:: DATA FOR THIS EXERCISE

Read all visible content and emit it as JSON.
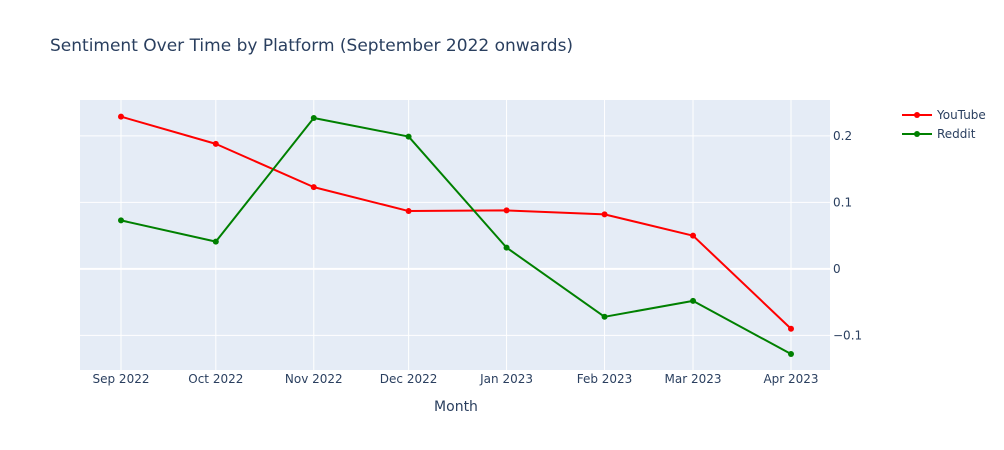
{
  "chart_data": {
    "type": "line",
    "title": "Sentiment Over Time by Platform (September 2022 onwards)",
    "xlabel": "Month",
    "ylabel": "",
    "categories": [
      "Sep 2022",
      "Oct 2022",
      "Nov 2022",
      "Dec 2022",
      "Jan 2023",
      "Feb 2023",
      "Mar 2023",
      "Apr 2023"
    ],
    "x_dates": [
      "2022-09-01",
      "2022-10-01",
      "2022-11-01",
      "2022-12-01",
      "2023-01-01",
      "2023-02-01",
      "2023-03-01",
      "2023-04-01"
    ],
    "ylim": [
      -0.152,
      0.254
    ],
    "yticks": [
      -0.1,
      0,
      0.1,
      0.2
    ],
    "ytick_labels": [
      "−0.1",
      "0",
      "0.1",
      "0.2"
    ],
    "y_axis_side": "right",
    "grid": true,
    "legend_position": "top-right",
    "series": [
      {
        "name": "YouTube",
        "color": "#ff0000",
        "values": [
          0.229,
          0.188,
          0.123,
          0.087,
          0.088,
          0.082,
          0.05,
          -0.09
        ]
      },
      {
        "name": "Reddit",
        "color": "#008000",
        "values": [
          0.073,
          0.041,
          0.227,
          0.199,
          0.032,
          -0.072,
          -0.048,
          -0.128
        ]
      }
    ]
  },
  "style": {
    "plot_background": "#e5ecf6",
    "grid_color": "#ffffff",
    "text_color": "#2a3f5f"
  }
}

::::

◆ **TASK REQUIREMENTS**
Repeat the lines above exactly, and keep every picture out.

◆ **SOLUTION FOR THIS PROBLEM**
Read all visible content and emit it as JSON.
{
  "chart_data": {
    "type": "line",
    "title": "Sentiment Over Time by Platform (September 2022 onwards)",
    "xlabel": "Month",
    "ylabel": "",
    "categories": [
      "Sep 2022",
      "Oct 2022",
      "Nov 2022",
      "Dec 2022",
      "Jan 2023",
      "Feb 2023",
      "Mar 2023",
      "Apr 2023"
    ],
    "x_dates": [
      "2022-09-01",
      "2022-10-01",
      "2022-11-01",
      "2022-12-01",
      "2023-01-01",
      "2023-02-01",
      "2023-03-01",
      "2023-04-01"
    ],
    "ylim": [
      -0.152,
      0.254
    ],
    "yticks": [
      -0.1,
      0,
      0.1,
      0.2
    ],
    "ytick_labels": [
      "−0.1",
      "0",
      "0.1",
      "0.2"
    ],
    "y_axis_side": "right",
    "grid": true,
    "legend_position": "top-right",
    "series": [
      {
        "name": "YouTube",
        "color": "#ff0000",
        "values": [
          0.229,
          0.188,
          0.123,
          0.087,
          0.088,
          0.082,
          0.05,
          -0.09
        ]
      },
      {
        "name": "Reddit",
        "color": "#008000",
        "values": [
          0.073,
          0.041,
          0.227,
          0.199,
          0.032,
          -0.072,
          -0.048,
          -0.128
        ]
      }
    ]
  },
  "style": {
    "plot_background": "#e5ecf6",
    "grid_color": "#ffffff",
    "text_color": "#2a3f5f"
  }
}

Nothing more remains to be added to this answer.